Тикелл был молодым человеком, только что из Оксфорда, который привлек к себе внимание публики, написав весьма остроумную и изящную маленькую поэму в похвалу оперы «Розамунда». Он заслужил и в конце концов достиг первого места в дружбе Аддисона. Некоторое время Стил и Тикелл были в хороших отношениях. Но они слишком любили Аддисона, чтобы любить друг друга, и в конце концов стали такими же заклятыми врагами, как соперничающие быки у Вергилия.

В конце 1708 года Уортон стал лордом-лейтенантом Ирландии и назначил Аддисона главным секретарем. Аддисон, следовательно, был вынужден покинуть Лондон и отправиться в Дублин. Помимо должности главного секретаря, которая тогда приносила около двух тысяч фунтов в год, он получил патент, назначающий его хранителем ирландских архивов пожизненно, с жалованьем в триста или четыреста фунтов в год. Баджелл сопровождал своего кузена в качестве личного секретаря.

Уортона и Аддисона не связывало ничего, кроме вигства. Лорд-лейтенант был не только распутным и коррумпированным, но и отличался от других либертинов и дельцов черствой наглостью, которая представляла собой резкий контраст с мягкостью и деликатностью секретаря. Многие стороны ирландской администрации того времени, по-видимому, заслуживали серьезного порицания. Но против Аддисона не было ни единого ропота. Много лет спустя он утверждал, что его усердие и честность снискали дружбу всех самых значительных лиц в Ирландии, и все свидетельства, которые мы когда-либо видели, подтверждают это.

Парламентская карьера Аддисона в Ирландии, как нам кажется, полностью ускользнула от внимания всех его биографов. Летом 1709 года он был избран членом парламента от округа Каван, и в журналах двух сессий его имя встречается часто. Некоторые записи, по-видимому, указывают на то, что он настолько преодолел свою робость, что выступал с речами. И это отнюдь не невероятно; ибо ирландская Палата общин была гораздо менее грозной аудиторией, чем английская, и многие языки, скованные страхом в большем собрании, становились развязанными в меньшем. Джерард Гамильтон, например, который из страха потерять славу, полученную благодаря своей единственной речи, сорок лет молчал в Вестминстере, в Дублине выступал с большим успехом, будучи секретарем лорда Галифакса.
============================================================
• [Задание]
Ответьте на вопросы по отрывку об Аддисоне.
(a) На какую должность Уортон назначил Аддисона, став лордом-лейтенантом Ирландии?
(b) Кто сопровождал Аддисона в качестве личного секретаря?
(c) От какого округа Аддисона избрали членом парламента летом 1709 года?
============================================================
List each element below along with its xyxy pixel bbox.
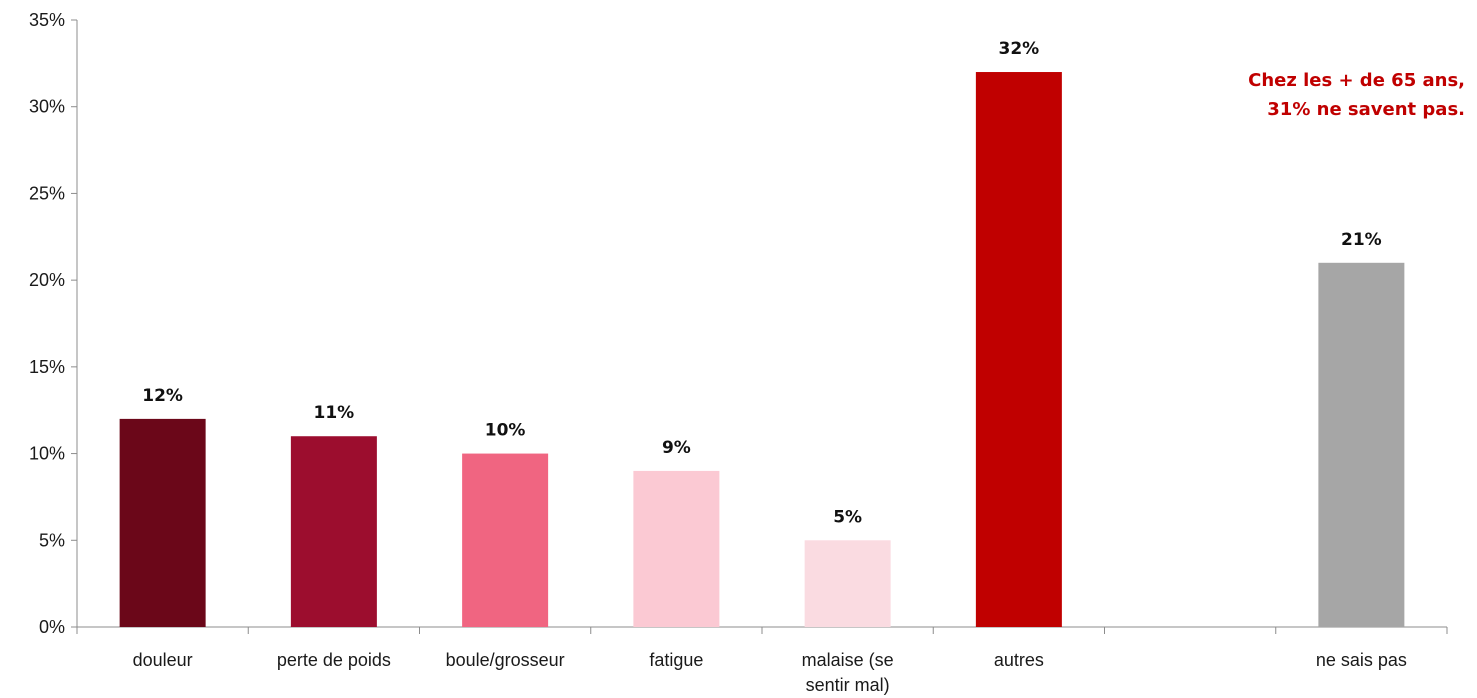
bar (975, 72, 1062, 628)
y-tick-label: 0% (39, 617, 65, 637)
y-tick-label: 10% (29, 444, 65, 464)
data-label: 5% (833, 507, 862, 527)
y-tick-label: 25% (29, 183, 65, 203)
data-label: 21% (1341, 230, 1382, 250)
x-tick-label: perte de poids (277, 650, 391, 670)
bar (804, 540, 891, 627)
x-tick-label: fatigue (649, 650, 703, 670)
y-tick-label: 20% (29, 270, 65, 290)
y-tick-label: 35% (29, 10, 65, 30)
annotation-line-1: Chez les + de 65 ans, (1248, 70, 1465, 91)
data-label: 32% (999, 39, 1040, 59)
annotation-note: Chez les + de 65 ans, 31% ne savent pas. (1105, 66, 1465, 124)
y-tick-label: 30% (29, 97, 65, 117)
labels: 12% douleur 11% perte de poids 10% boule/gros… (133, 39, 1407, 695)
annotation-line-2: 31% ne savent pas. (1267, 99, 1465, 120)
bar (290, 436, 377, 627)
data-label: 12% (142, 386, 183, 406)
x-tick-label: boule/grosseur (446, 650, 565, 670)
x-tick-label: sentir mal) (806, 675, 890, 695)
x-tick-label: autres (994, 650, 1044, 670)
bar (1318, 262, 1405, 627)
data-label: 11% (314, 403, 355, 423)
bar (633, 470, 720, 627)
data-label: 9% (662, 438, 691, 458)
data-label: 10% (485, 421, 526, 441)
bar (462, 453, 549, 627)
x-tick-label: malaise (se (802, 650, 894, 670)
x-tick-label: ne sais pas (1316, 650, 1407, 670)
x-tick-label: douleur (133, 650, 193, 670)
bars (119, 72, 1405, 628)
y-tick-label: 5% (39, 530, 65, 550)
bar (119, 418, 206, 627)
y-tick-label: 15% (29, 357, 65, 377)
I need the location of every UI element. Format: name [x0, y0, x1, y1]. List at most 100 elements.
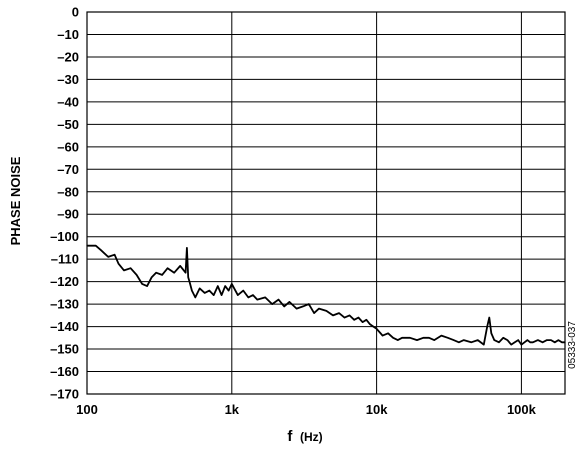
series-point [277, 299, 280, 301]
y-tick-label: –140 [50, 319, 79, 334]
y-tick-label: –20 [57, 49, 79, 64]
series-point [161, 274, 163, 276]
series-point [252, 294, 254, 296]
series-point [224, 285, 226, 287]
y-tick-label: 0 [72, 5, 79, 20]
series-point [264, 296, 266, 298]
series-point [517, 339, 519, 341]
series-point [486, 326, 488, 328]
series-point [167, 267, 169, 269]
series-point [191, 290, 193, 292]
series-point [447, 337, 449, 339]
series-point [376, 328, 378, 330]
series-point [242, 290, 244, 292]
series-point [493, 339, 495, 341]
series-point [123, 269, 125, 271]
y-tick-label: –170 [50, 387, 79, 402]
series-point [514, 341, 516, 343]
series-point [397, 339, 399, 341]
y-tick-label: –90 [57, 207, 79, 222]
series-point [86, 245, 88, 247]
series-point [194, 296, 196, 298]
plot-frame [86, 11, 566, 395]
y-tick-label: –130 [50, 297, 79, 312]
series-point [554, 341, 556, 343]
y-tick-labels: 0 –10 –20 –30 –40 –50 –60 –70 –80 –90 –100 –110 –120… [50, 5, 79, 402]
series-point [338, 312, 340, 314]
series-point [550, 339, 552, 341]
series-point [130, 267, 132, 269]
series-point [387, 332, 389, 334]
series-point [483, 344, 485, 346]
series-point [100, 249, 102, 251]
series-line [87, 244, 565, 346]
series-point [365, 319, 367, 321]
series-point [542, 341, 544, 343]
series-point [422, 337, 424, 339]
series-point [488, 317, 490, 319]
series-point [510, 344, 512, 346]
x-tick-label: 100 [76, 402, 98, 417]
series-point [117, 263, 120, 265]
series-point [199, 287, 201, 289]
x-tick-label: 1k [225, 402, 240, 417]
y-tick-label: –150 [50, 342, 79, 357]
y-tick-label: –40 [57, 94, 79, 109]
series-point [416, 339, 418, 341]
series-point [428, 337, 430, 339]
series-point [343, 317, 346, 319]
series-point [308, 303, 310, 305]
series-point [185, 272, 187, 274]
series-point [136, 274, 138, 276]
x-tick-label: 100k [507, 402, 537, 417]
series-point [186, 247, 188, 249]
series-point [382, 335, 384, 337]
series-point [332, 314, 334, 316]
series-point [523, 341, 526, 343]
series-point [470, 341, 472, 343]
series-point [213, 294, 215, 296]
y-tick-label: –120 [50, 274, 79, 289]
series-point [440, 335, 442, 337]
x-tick-labels: 100 1k 10k 100k [76, 402, 536, 417]
series-point [526, 339, 529, 341]
y-tick-label: –60 [57, 139, 79, 154]
series-point [357, 317, 360, 319]
series-point [208, 290, 210, 292]
series-point [173, 272, 175, 274]
x-tick-label: 10k [366, 402, 388, 417]
series-point [107, 256, 109, 258]
series-point [362, 321, 364, 323]
series-point [557, 339, 560, 341]
y-tick-label: –70 [57, 162, 79, 177]
y-tick-label: –50 [57, 117, 79, 132]
series-point [409, 337, 411, 339]
series-point [302, 305, 304, 307]
series-point [221, 294, 223, 296]
series-point [247, 296, 249, 298]
series-point [433, 339, 435, 341]
series-point [458, 341, 460, 343]
series-point [498, 341, 500, 343]
series-point [401, 337, 403, 339]
series-group [86, 244, 566, 346]
y-tick-label: –80 [57, 184, 79, 199]
series-point [529, 341, 531, 343]
series-point [95, 245, 97, 247]
y-tick-label: –10 [57, 27, 79, 42]
series-point [477, 339, 479, 341]
y-axis-label: PHASE NOISE [8, 156, 23, 245]
series-point [228, 290, 230, 292]
series-point [271, 303, 273, 305]
series-point [187, 276, 189, 278]
series-point [325, 310, 327, 312]
series-point [369, 323, 371, 325]
y-tick-label: –160 [50, 364, 79, 379]
series-point [217, 285, 219, 287]
series-point [155, 272, 157, 274]
series-point [506, 339, 508, 341]
x-axis-label-unit: (Hz) [300, 430, 323, 444]
y-tick-label: –30 [57, 72, 79, 87]
x-axis-label-main: f [287, 428, 293, 445]
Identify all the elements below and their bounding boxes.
============================================================
• [Ответ]
(a) Главный секретарь.
(b) Баджелл, его кузен.
(c) От округа Каван.